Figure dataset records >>
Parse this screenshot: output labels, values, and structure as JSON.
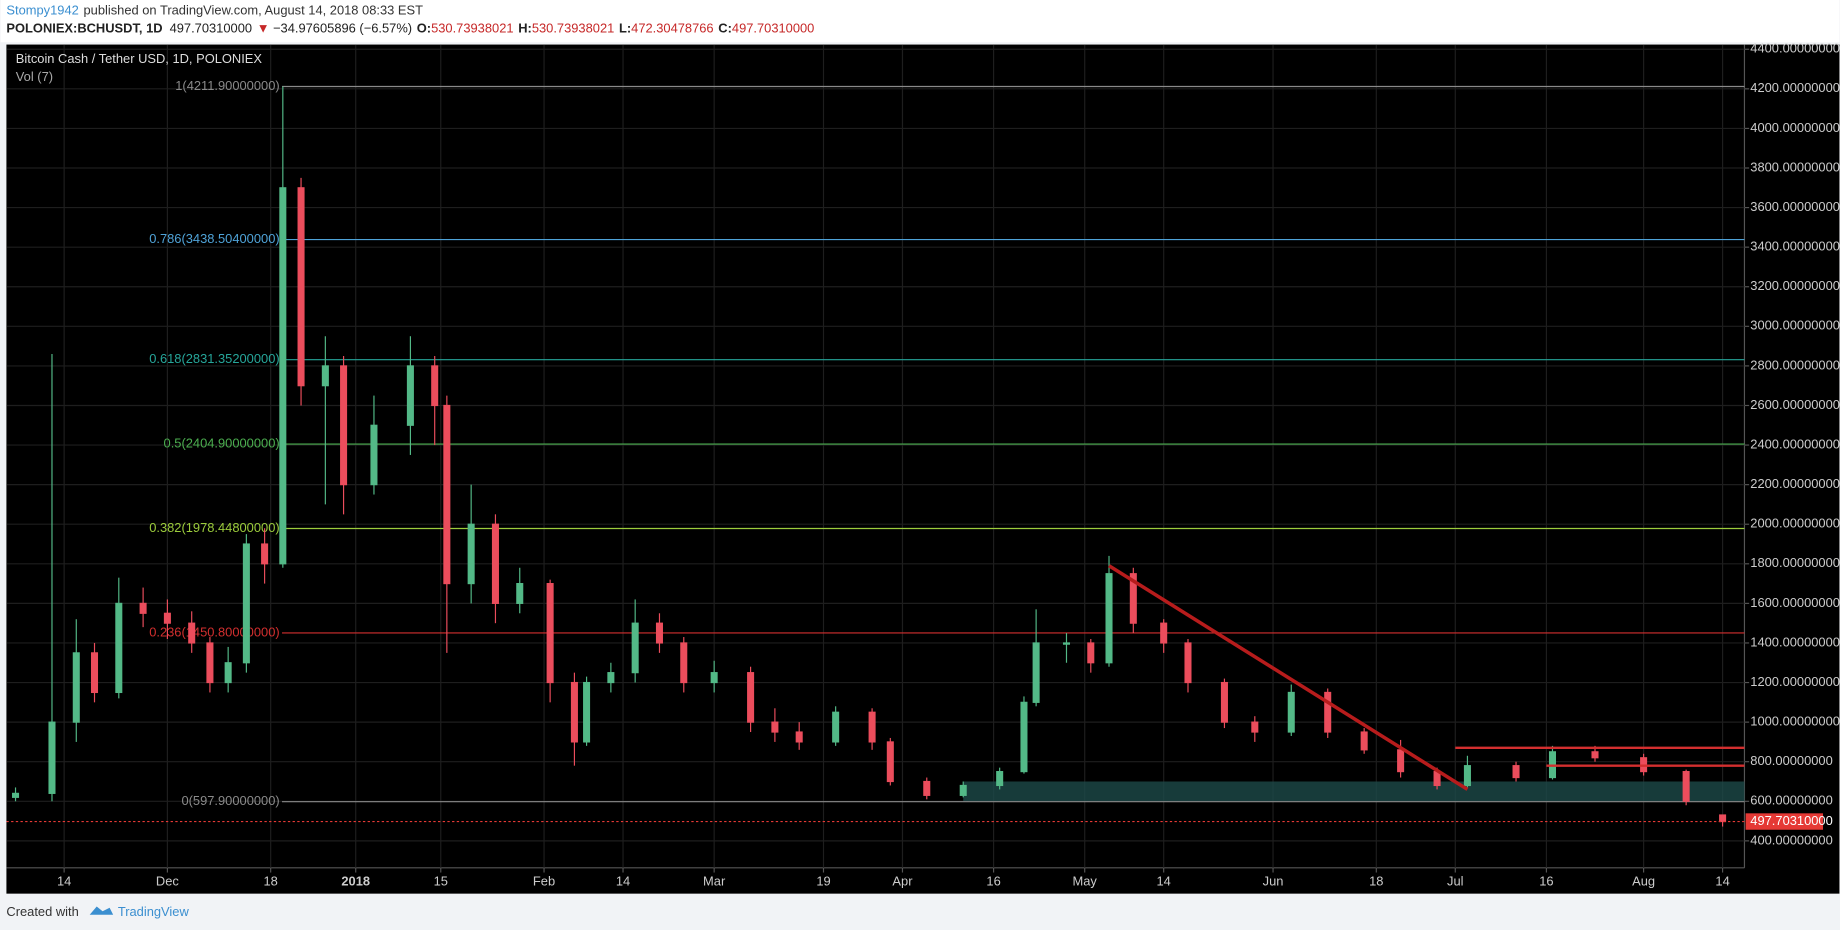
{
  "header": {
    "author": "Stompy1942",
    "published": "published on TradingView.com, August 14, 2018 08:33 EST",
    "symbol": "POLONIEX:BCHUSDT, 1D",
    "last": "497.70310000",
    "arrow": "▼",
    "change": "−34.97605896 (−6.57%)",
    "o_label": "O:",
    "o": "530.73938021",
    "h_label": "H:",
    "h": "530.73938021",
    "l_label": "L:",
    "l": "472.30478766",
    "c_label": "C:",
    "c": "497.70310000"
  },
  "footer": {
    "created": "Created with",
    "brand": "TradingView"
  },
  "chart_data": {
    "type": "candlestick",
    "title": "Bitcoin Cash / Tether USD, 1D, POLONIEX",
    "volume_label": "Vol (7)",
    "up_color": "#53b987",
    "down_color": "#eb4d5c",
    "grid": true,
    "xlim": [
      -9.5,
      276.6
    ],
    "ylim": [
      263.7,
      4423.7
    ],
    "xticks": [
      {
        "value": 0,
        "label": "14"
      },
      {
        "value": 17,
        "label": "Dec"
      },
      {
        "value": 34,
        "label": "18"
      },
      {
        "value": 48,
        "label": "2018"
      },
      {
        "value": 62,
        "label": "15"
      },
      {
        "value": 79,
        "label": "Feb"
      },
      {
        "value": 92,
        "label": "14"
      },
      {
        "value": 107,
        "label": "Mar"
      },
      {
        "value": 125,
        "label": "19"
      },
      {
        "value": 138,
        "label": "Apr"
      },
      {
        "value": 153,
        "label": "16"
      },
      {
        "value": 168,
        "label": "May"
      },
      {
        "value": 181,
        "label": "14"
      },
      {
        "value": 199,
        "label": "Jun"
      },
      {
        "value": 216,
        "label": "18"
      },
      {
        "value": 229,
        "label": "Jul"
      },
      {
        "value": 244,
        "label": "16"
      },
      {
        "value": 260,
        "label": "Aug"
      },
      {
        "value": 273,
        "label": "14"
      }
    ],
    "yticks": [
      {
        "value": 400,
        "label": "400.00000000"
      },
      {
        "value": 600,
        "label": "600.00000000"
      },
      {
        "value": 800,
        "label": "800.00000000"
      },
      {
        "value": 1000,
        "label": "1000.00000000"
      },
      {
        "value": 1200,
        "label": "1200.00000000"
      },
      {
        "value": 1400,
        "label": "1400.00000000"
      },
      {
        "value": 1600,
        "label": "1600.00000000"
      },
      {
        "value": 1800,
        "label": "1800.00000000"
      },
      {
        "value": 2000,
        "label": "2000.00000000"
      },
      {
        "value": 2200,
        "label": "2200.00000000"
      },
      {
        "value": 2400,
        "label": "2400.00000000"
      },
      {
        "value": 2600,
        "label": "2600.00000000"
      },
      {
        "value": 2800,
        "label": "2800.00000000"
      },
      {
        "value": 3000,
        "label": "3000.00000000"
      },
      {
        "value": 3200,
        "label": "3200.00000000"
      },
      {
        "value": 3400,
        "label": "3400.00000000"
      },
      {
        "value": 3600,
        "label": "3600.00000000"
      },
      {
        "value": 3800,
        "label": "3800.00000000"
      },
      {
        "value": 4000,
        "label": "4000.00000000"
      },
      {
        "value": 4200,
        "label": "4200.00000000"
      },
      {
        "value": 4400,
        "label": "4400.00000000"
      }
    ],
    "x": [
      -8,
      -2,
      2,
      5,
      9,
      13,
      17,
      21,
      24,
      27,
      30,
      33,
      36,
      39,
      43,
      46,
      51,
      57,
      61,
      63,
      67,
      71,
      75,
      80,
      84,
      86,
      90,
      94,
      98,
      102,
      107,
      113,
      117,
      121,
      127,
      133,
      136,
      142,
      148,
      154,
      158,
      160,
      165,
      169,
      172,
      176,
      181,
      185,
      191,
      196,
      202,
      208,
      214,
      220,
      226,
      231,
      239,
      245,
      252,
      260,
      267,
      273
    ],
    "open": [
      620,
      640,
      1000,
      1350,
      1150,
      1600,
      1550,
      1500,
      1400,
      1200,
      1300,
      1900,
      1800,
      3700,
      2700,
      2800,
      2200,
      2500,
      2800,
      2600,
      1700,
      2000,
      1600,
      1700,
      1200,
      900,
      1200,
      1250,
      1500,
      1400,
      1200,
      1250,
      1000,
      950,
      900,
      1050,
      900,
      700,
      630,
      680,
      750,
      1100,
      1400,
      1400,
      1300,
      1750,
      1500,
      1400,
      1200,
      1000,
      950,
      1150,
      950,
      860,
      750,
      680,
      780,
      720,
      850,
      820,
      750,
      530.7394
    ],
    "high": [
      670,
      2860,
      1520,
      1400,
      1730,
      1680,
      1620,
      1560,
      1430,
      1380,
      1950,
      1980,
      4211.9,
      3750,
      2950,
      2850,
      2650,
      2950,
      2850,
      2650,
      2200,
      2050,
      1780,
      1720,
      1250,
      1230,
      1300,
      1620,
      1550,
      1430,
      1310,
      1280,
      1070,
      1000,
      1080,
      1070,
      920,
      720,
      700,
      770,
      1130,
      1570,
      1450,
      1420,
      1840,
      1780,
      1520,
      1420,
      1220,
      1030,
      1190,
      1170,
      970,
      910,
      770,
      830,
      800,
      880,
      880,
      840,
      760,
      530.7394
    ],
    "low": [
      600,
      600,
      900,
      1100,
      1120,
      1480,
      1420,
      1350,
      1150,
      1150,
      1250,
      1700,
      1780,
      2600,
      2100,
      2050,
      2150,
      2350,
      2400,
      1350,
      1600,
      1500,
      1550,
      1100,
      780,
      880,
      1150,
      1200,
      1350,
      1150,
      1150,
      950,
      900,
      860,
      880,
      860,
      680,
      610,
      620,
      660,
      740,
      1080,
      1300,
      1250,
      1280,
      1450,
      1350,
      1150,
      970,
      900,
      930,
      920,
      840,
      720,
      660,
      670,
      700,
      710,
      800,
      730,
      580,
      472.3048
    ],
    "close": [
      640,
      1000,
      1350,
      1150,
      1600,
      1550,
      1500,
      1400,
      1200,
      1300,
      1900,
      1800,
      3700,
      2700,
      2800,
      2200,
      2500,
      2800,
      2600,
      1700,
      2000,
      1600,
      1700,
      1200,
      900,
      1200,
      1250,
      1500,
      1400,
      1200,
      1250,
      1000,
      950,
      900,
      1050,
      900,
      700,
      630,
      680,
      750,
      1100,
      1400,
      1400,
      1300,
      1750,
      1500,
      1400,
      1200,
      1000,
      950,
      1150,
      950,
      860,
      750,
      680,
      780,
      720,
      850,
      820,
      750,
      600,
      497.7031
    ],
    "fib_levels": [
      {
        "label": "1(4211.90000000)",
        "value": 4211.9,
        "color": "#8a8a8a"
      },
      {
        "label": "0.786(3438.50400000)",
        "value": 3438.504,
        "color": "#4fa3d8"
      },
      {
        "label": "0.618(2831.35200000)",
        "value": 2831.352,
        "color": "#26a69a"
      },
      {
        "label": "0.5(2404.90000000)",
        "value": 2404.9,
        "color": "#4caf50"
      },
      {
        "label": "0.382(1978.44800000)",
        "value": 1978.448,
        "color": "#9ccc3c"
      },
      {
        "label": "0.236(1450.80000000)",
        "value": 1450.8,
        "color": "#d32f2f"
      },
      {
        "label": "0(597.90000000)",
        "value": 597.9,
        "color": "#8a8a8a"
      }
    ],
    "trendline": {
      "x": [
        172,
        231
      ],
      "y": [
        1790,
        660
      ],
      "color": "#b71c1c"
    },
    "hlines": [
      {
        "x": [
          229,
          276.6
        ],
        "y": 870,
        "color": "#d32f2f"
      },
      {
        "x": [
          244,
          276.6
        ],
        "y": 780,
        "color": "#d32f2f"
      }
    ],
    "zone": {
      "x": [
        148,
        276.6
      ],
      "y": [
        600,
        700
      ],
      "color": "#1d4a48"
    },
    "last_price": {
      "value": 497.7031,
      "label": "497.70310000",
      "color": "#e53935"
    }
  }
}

GIVEN EXERCISE >>
Search the data above for the word "TradingView", then gather each line in which it appears.

IN RESPONSE >>
    "published": "published on TradingView.com, August 14, 2018 08:33 EST",
    "brand": "TradingView"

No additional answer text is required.